>> begin

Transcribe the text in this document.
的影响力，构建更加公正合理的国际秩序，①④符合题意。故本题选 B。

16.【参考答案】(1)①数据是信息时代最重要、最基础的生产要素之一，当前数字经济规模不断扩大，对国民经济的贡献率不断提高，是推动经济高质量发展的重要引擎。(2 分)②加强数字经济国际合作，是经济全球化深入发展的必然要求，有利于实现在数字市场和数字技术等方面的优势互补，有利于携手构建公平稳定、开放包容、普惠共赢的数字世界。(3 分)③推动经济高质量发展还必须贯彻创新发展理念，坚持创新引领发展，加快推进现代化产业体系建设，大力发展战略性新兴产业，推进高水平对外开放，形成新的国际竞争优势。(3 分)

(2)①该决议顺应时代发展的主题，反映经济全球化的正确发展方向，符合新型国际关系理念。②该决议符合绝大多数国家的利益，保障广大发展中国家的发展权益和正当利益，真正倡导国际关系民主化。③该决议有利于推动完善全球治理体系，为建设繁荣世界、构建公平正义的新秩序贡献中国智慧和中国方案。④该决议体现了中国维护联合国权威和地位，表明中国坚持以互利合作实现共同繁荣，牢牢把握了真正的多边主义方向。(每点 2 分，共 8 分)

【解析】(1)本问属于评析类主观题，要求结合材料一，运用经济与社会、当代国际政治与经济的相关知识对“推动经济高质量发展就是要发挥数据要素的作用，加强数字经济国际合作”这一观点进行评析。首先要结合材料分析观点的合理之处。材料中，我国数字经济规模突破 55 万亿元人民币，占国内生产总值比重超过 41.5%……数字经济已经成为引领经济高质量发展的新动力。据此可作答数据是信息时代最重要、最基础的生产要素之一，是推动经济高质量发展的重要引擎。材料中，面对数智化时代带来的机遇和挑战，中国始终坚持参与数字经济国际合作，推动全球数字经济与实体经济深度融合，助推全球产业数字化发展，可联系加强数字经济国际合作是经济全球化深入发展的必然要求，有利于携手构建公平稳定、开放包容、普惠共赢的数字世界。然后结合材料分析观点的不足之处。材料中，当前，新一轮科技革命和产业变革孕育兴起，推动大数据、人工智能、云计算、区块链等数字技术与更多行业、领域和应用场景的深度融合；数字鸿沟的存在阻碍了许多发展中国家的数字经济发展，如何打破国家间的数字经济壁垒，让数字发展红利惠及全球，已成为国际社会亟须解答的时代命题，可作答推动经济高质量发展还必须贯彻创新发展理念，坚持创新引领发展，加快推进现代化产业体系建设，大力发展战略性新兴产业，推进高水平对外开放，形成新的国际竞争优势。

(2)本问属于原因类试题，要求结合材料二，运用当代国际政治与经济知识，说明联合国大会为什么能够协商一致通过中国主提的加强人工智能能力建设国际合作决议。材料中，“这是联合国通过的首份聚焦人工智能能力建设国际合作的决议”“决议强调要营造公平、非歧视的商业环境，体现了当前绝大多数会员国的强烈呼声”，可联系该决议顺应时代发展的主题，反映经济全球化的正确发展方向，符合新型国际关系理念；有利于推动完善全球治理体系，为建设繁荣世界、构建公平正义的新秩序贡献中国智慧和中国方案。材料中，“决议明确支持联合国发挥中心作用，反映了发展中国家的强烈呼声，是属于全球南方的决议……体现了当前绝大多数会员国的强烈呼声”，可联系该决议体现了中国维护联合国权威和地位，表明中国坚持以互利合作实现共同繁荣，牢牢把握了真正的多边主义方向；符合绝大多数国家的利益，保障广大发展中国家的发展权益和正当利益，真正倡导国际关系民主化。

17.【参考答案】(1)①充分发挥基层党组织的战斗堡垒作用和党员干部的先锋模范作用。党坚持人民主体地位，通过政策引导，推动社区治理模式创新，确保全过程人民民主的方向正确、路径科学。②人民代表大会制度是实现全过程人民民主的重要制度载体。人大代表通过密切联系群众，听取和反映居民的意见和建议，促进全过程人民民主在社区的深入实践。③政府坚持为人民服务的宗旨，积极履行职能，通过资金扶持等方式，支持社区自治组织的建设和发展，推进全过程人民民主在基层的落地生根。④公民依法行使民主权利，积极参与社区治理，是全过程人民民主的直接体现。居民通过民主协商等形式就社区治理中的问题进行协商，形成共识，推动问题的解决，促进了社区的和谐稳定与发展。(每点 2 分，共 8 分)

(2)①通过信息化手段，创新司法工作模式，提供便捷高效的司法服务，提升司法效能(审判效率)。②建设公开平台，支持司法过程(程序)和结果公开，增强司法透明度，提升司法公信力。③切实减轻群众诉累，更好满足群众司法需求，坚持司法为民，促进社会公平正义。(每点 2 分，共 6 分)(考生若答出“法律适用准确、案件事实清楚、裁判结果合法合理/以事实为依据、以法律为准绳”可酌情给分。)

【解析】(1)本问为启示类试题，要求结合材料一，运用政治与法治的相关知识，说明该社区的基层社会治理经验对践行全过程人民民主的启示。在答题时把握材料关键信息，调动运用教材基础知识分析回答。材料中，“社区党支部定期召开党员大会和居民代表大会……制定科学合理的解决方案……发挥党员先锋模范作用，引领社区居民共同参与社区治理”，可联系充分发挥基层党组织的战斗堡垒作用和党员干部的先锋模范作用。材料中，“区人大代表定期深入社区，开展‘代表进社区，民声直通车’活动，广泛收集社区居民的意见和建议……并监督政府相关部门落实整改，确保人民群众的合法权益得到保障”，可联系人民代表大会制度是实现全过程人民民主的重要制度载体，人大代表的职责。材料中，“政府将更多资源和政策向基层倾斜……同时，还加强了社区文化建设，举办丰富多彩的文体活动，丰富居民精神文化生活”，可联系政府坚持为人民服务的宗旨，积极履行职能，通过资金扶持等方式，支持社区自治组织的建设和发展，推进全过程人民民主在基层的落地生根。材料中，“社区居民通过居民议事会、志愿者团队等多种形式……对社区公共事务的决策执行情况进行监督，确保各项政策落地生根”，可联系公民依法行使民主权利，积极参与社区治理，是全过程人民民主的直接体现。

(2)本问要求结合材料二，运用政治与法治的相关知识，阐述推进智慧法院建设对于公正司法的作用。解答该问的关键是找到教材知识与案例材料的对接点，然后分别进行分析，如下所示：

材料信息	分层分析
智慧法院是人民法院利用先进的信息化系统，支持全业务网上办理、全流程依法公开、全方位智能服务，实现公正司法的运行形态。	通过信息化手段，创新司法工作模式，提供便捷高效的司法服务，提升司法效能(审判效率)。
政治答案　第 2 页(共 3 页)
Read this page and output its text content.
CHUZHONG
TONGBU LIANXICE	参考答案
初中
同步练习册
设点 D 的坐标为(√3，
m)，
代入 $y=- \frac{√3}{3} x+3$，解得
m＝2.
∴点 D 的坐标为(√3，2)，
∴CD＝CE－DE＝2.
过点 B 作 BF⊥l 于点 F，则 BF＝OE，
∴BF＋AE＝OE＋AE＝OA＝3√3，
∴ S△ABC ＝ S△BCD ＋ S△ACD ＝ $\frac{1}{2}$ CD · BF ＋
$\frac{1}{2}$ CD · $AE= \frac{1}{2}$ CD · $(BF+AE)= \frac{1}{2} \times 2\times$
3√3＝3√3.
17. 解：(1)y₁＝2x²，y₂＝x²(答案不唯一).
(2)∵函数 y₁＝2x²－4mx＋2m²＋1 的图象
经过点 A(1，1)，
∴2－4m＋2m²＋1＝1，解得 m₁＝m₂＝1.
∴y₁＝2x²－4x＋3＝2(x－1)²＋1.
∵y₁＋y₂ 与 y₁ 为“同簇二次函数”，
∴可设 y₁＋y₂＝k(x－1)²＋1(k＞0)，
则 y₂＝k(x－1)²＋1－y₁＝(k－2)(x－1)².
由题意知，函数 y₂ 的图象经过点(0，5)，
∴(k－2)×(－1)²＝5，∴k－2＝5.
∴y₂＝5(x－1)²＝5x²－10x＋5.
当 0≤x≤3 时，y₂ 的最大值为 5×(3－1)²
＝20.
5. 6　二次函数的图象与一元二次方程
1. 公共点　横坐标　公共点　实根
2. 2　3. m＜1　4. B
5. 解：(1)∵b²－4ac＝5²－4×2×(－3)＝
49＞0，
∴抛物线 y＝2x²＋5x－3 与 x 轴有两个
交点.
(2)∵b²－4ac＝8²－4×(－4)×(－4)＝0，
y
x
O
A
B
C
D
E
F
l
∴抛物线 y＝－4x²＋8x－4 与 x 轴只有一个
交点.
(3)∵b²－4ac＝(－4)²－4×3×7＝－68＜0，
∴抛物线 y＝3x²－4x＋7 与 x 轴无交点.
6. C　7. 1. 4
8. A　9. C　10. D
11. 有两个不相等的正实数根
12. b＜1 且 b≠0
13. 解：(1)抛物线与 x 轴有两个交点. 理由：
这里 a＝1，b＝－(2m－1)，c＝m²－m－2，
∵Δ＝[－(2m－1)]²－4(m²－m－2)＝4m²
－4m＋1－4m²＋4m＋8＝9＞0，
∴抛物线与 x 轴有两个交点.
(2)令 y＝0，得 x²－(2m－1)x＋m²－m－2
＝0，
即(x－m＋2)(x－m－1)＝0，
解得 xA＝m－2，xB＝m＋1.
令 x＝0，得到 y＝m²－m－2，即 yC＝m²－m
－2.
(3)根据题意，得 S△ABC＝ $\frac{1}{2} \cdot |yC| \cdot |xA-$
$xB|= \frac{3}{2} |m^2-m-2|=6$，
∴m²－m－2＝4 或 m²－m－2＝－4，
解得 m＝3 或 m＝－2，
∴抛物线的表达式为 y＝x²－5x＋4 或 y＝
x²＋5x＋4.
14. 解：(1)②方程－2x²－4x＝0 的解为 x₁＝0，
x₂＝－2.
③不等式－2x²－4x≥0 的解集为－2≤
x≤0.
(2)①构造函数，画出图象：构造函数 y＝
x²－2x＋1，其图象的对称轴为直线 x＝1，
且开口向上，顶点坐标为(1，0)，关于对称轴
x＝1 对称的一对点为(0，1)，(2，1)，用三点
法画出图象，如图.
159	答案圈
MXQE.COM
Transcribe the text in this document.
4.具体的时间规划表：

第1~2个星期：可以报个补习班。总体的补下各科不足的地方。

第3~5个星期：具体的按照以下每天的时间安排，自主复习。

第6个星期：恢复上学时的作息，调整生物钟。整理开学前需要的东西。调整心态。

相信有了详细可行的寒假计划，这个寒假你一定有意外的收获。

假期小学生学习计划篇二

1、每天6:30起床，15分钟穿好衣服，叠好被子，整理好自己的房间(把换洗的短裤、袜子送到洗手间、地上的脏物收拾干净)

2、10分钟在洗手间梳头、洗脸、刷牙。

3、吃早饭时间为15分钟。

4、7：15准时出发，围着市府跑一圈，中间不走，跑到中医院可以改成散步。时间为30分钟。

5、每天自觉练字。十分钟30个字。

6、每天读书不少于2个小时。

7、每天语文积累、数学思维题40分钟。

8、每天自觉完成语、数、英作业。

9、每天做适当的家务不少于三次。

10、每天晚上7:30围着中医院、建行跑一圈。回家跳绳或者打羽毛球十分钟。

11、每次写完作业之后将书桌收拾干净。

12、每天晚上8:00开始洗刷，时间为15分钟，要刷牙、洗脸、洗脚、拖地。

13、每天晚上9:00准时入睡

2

>> end

_WRITTEN EXERCISE:_
State how many lines of the entries above include the word "最基础的生产要素之一", offering no text other than the number.

_WRITTEN RESPONSE:_
2